Data provided —
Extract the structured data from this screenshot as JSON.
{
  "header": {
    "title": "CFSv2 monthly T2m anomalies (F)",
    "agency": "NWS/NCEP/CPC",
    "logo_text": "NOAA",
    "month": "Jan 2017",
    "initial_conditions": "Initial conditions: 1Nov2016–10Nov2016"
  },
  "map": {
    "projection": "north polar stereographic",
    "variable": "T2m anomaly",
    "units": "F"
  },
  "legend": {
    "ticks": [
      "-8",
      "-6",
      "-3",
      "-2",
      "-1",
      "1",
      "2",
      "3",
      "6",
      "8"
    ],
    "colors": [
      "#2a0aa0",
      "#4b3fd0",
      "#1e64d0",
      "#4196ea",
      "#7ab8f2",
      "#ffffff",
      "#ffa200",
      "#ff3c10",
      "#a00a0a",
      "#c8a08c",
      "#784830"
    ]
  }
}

What needs to be done —
Each line must be given again exactly as written above.

Exercise output —
Extract the structured data from this screenshot as JSON.
{
  "header": {
    "title": "CFSv2 monthly T2m anomalies (F)",
    "agency": "NWS/NCEP/CPC",
    "logo_text": "NOAA",
    "month": "Jan 2017",
    "initial_conditions": "Initial conditions: 1Nov2016–10Nov2016"
  },
  "map": {
    "projection": "north polar stereographic",
    "variable": "T2m anomaly",
    "units": "F"
  },
  "legend": {
    "ticks": [
      "-8",
      "-6",
      "-3",
      "-2",
      "-1",
      "1",
      "2",
      "3",
      "6",
      "8"
    ],
    "colors": [
      "#2a0aa0",
      "#4b3fd0",
      "#1e64d0",
      "#4196ea",
      "#7ab8f2",
      "#ffffff",
      "#ffa200",
      "#ff3c10",
      "#a00a0a",
      "#c8a08c",
      "#784830"
    ]
  }
}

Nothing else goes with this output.